Stored items
_ _ _
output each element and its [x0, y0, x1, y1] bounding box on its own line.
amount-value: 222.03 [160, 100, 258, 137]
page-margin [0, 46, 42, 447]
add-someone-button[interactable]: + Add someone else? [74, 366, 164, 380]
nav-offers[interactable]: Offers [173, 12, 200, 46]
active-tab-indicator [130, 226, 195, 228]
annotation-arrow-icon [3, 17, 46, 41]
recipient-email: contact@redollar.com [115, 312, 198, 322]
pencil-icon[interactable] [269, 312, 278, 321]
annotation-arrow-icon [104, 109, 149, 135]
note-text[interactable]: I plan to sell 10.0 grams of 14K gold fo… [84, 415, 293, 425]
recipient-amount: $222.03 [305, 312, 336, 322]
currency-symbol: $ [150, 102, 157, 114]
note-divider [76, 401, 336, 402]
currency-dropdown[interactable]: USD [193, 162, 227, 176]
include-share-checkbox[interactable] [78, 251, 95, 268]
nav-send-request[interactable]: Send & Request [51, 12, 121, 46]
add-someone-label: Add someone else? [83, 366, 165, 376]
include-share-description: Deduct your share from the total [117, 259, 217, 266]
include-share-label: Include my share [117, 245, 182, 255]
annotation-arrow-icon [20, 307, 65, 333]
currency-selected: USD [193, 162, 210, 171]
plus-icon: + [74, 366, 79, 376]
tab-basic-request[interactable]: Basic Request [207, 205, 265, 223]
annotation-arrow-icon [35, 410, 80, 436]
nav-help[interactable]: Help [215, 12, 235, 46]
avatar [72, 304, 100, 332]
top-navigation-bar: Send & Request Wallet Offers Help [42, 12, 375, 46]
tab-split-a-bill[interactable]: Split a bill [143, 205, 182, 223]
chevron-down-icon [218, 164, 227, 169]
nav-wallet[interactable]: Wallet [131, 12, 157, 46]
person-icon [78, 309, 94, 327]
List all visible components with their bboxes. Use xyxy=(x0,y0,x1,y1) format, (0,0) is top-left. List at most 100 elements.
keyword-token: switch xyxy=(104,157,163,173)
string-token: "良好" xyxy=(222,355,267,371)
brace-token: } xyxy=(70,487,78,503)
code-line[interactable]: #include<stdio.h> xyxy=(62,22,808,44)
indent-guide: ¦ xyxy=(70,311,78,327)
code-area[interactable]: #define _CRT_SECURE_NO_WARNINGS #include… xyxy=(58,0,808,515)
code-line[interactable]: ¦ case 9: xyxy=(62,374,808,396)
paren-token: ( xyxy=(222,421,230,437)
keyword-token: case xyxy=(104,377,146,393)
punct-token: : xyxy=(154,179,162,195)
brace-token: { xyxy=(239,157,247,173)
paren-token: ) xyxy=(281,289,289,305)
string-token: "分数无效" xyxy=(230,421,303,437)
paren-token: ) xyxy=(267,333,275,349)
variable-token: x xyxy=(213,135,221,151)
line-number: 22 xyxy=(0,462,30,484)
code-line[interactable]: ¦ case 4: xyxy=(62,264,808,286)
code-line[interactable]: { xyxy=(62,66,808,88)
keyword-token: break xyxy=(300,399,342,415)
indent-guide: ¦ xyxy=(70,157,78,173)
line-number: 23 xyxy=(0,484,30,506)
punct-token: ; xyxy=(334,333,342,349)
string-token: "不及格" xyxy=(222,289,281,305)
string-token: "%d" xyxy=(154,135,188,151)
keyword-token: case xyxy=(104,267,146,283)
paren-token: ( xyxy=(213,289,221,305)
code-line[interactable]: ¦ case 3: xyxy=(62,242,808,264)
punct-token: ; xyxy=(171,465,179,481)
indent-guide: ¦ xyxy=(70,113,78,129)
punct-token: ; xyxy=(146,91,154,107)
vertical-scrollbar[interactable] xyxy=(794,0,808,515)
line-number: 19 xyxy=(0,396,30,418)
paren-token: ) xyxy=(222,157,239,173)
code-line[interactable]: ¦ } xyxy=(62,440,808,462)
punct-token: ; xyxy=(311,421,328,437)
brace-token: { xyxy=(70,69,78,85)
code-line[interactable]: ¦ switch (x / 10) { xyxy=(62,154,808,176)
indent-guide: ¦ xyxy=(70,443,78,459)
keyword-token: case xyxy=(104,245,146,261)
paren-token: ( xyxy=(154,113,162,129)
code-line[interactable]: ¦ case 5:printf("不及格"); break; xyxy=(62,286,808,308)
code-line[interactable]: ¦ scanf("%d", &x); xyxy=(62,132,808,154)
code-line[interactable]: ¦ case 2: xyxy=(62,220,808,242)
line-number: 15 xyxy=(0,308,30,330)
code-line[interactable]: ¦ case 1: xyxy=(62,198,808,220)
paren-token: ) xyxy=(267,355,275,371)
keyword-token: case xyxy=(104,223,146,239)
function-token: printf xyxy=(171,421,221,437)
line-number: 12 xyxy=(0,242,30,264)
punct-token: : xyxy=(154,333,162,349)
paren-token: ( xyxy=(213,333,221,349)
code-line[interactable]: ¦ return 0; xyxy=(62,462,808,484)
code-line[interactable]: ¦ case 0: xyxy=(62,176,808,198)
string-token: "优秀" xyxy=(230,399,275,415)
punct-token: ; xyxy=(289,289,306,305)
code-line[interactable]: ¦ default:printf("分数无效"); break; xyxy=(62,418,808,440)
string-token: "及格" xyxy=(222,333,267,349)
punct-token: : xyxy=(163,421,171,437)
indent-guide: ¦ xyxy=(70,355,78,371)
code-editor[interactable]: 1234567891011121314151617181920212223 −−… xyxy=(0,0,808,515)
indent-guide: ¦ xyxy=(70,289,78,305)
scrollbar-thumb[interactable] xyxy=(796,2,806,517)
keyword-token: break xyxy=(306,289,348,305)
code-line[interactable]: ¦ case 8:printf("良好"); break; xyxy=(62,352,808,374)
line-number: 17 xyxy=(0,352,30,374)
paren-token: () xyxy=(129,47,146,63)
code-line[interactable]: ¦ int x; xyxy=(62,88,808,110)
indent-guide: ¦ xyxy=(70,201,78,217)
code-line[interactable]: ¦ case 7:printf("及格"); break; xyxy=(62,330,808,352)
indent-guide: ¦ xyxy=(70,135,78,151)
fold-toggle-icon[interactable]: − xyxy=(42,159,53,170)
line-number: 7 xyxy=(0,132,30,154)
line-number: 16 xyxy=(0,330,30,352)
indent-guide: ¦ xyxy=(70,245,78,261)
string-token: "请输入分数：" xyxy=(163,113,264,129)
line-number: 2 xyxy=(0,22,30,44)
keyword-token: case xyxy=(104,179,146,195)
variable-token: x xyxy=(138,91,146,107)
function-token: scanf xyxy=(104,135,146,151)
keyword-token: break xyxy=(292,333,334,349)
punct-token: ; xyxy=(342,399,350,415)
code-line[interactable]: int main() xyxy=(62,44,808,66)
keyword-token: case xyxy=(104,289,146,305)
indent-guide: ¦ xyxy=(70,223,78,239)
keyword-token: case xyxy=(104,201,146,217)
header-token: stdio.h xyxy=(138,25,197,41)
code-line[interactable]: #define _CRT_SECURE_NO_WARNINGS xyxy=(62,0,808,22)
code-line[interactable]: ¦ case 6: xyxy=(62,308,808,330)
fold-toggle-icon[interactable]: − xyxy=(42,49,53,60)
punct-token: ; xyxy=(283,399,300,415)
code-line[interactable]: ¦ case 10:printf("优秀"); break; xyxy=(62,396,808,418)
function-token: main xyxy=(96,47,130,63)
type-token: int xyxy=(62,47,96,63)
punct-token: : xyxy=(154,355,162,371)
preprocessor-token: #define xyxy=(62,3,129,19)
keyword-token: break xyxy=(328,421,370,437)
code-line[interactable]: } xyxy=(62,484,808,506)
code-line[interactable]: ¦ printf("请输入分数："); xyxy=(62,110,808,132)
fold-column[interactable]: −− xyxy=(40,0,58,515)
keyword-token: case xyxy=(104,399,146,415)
_ _ _
▶ What you will do
Rewrite the records above, replacing every "annotation-arrow-icon" with "callout-arrow-icon" and leaving everything else as it is.

▶ Finished answer
output each element and its [x0, y0, x1, y1] bounding box on its own line.
amount-value: 222.03 [160, 100, 258, 137]
page-margin [0, 46, 42, 447]
add-someone-button[interactable]: + Add someone else? [74, 366, 164, 380]
nav-offers[interactable]: Offers [173, 12, 200, 46]
active-tab-indicator [130, 226, 195, 228]
callout-arrow-icon [3, 17, 46, 41]
recipient-email: contact@redollar.com [115, 312, 198, 322]
pencil-icon[interactable] [269, 312, 278, 321]
callout-arrow-icon [104, 109, 149, 135]
note-text[interactable]: I plan to sell 10.0 grams of 14K gold fo… [84, 415, 293, 425]
recipient-amount: $222.03 [305, 312, 336, 322]
currency-symbol: $ [150, 102, 157, 114]
note-divider [76, 401, 336, 402]
currency-dropdown[interactable]: USD [193, 162, 227, 176]
include-share-checkbox[interactable] [78, 251, 95, 268]
nav-send-request[interactable]: Send & Request [51, 12, 121, 46]
add-someone-label: Add someone else? [83, 366, 165, 376]
include-share-description: Deduct your share from the total [117, 259, 217, 266]
include-share-label: Include my share [117, 245, 182, 255]
callout-arrow-icon [20, 307, 65, 333]
currency-selected: USD [193, 162, 210, 171]
plus-icon: + [74, 366, 79, 376]
tab-basic-request[interactable]: Basic Request [207, 205, 265, 223]
callout-arrow-icon [35, 410, 80, 436]
nav-help[interactable]: Help [215, 12, 235, 46]
avatar [72, 304, 100, 332]
top-navigation-bar: Send & Request Wallet Offers Help [42, 12, 375, 46]
tab-split-a-bill[interactable]: Split a bill [143, 205, 182, 223]
chevron-down-icon [218, 164, 227, 169]
nav-wallet[interactable]: Wallet [131, 12, 157, 46]
person-icon [78, 309, 94, 327]
List all visible components with their bboxes. Use xyxy=(x0,y0,x1,y1) format, (0,0) is top-left. List at most 100 elements.
keyword-token: switch xyxy=(104,157,163,173)
string-token: "良好" xyxy=(222,355,267,371)
brace-token: } xyxy=(70,487,78,503)
code-line[interactable]: #include<stdio.h> xyxy=(62,22,808,44)
indent-guide: ¦ xyxy=(70,311,78,327)
code-area[interactable]: #define _CRT_SECURE_NO_WARNINGS #include… xyxy=(58,0,808,515)
code-line[interactable]: ¦ case 9: xyxy=(62,374,808,396)
paren-token: ( xyxy=(222,421,230,437)
keyword-token: case xyxy=(104,377,146,393)
punct-token: : xyxy=(154,179,162,195)
brace-token: { xyxy=(239,157,247,173)
paren-token: ) xyxy=(281,289,289,305)
string-token: "分数无效" xyxy=(230,421,303,437)
paren-token: ) xyxy=(267,333,275,349)
variable-token: x xyxy=(213,135,221,151)
line-number: 22 xyxy=(0,462,30,484)
code-line[interactable]: ¦ case 4: xyxy=(62,264,808,286)
code-line[interactable]: { xyxy=(62,66,808,88)
keyword-token: break xyxy=(300,399,342,415)
indent-guide: ¦ xyxy=(70,157,78,173)
line-number: 23 xyxy=(0,484,30,506)
punct-token: ; xyxy=(334,333,342,349)
string-token: "不及格" xyxy=(222,289,281,305)
string-token: "%d" xyxy=(154,135,188,151)
keyword-token: case xyxy=(104,267,146,283)
paren-token: ( xyxy=(213,289,221,305)
code-line[interactable]: ¦ case 3: xyxy=(62,242,808,264)
punct-token: ; xyxy=(171,465,179,481)
indent-guide: ¦ xyxy=(70,113,78,129)
punct-token: ; xyxy=(146,91,154,107)
vertical-scrollbar[interactable] xyxy=(794,0,808,515)
line-number: 19 xyxy=(0,396,30,418)
paren-token: ) xyxy=(222,157,239,173)
code-line[interactable]: ¦ } xyxy=(62,440,808,462)
punct-token: ; xyxy=(311,421,328,437)
brace-token: { xyxy=(70,69,78,85)
code-line[interactable]: ¦ switch (x / 10) { xyxy=(62,154,808,176)
indent-guide: ¦ xyxy=(70,443,78,459)
keyword-token: case xyxy=(104,245,146,261)
paren-token: ( xyxy=(154,113,162,129)
code-line[interactable]: ¦ case 5:printf("不及格"); break; xyxy=(62,286,808,308)
code-line[interactable]: ¦ scanf("%d", &x); xyxy=(62,132,808,154)
code-line[interactable]: ¦ case 2: xyxy=(62,220,808,242)
line-number: 15 xyxy=(0,308,30,330)
code-line[interactable]: ¦ case 1: xyxy=(62,198,808,220)
paren-token: ) xyxy=(267,355,275,371)
keyword-token: case xyxy=(104,223,146,239)
function-token: printf xyxy=(171,421,221,437)
line-number: 12 xyxy=(0,242,30,264)
punct-token: : xyxy=(154,333,162,349)
paren-token: ( xyxy=(213,333,221,349)
code-line[interactable]: ¦ return 0; xyxy=(62,462,808,484)
code-line[interactable]: ¦ case 0: xyxy=(62,176,808,198)
string-token: "优秀" xyxy=(230,399,275,415)
punct-token: ; xyxy=(289,289,306,305)
code-line[interactable]: ¦ default:printf("分数无效"); break; xyxy=(62,418,808,440)
string-token: "及格" xyxy=(222,333,267,349)
punct-token: : xyxy=(163,421,171,437)
indent-guide: ¦ xyxy=(70,355,78,371)
code-editor[interactable]: 1234567891011121314151617181920212223 −−… xyxy=(0,0,808,515)
indent-guide: ¦ xyxy=(70,289,78,305)
scrollbar-thumb[interactable] xyxy=(796,2,806,517)
keyword-token: break xyxy=(306,289,348,305)
code-line[interactable]: ¦ case 8:printf("良好"); break; xyxy=(62,352,808,374)
line-number: 17 xyxy=(0,352,30,374)
paren-token: () xyxy=(129,47,146,63)
code-line[interactable]: ¦ int x; xyxy=(62,88,808,110)
indent-guide: ¦ xyxy=(70,201,78,217)
code-line[interactable]: ¦ case 7:printf("及格"); break; xyxy=(62,330,808,352)
indent-guide: ¦ xyxy=(70,135,78,151)
fold-toggle-icon[interactable]: − xyxy=(42,159,53,170)
line-number: 7 xyxy=(0,132,30,154)
line-number: 16 xyxy=(0,330,30,352)
indent-guide: ¦ xyxy=(70,245,78,261)
string-token: "请输入分数：" xyxy=(163,113,264,129)
line-number: 2 xyxy=(0,22,30,44)
keyword-token: case xyxy=(104,179,146,195)
variable-token: x xyxy=(138,91,146,107)
function-token: scanf xyxy=(104,135,146,151)
keyword-token: break xyxy=(292,333,334,349)
punct-token: ; xyxy=(342,399,350,415)
code-line[interactable]: int main() xyxy=(62,44,808,66)
keyword-token: case xyxy=(104,289,146,305)
indent-guide: ¦ xyxy=(70,223,78,239)
keyword-token: case xyxy=(104,201,146,217)
header-token: stdio.h xyxy=(138,25,197,41)
code-line[interactable]: #define _CRT_SECURE_NO_WARNINGS xyxy=(62,0,808,22)
code-line[interactable]: ¦ case 6: xyxy=(62,308,808,330)
fold-toggle-icon[interactable]: − xyxy=(42,49,53,60)
punct-token: ; xyxy=(283,399,300,415)
code-line[interactable]: ¦ case 10:printf("优秀"); break; xyxy=(62,396,808,418)
function-token: main xyxy=(96,47,130,63)
type-token: int xyxy=(62,47,96,63)
punct-token: : xyxy=(154,355,162,371)
preprocessor-token: #define xyxy=(62,3,129,19)
keyword-token: break xyxy=(328,421,370,437)
code-line[interactable]: } xyxy=(62,484,808,506)
code-line[interactable]: ¦ printf("请输入分数："); xyxy=(62,110,808,132)
fold-column[interactable]: −− xyxy=(40,0,58,515)
keyword-token: case xyxy=(104,399,146,415)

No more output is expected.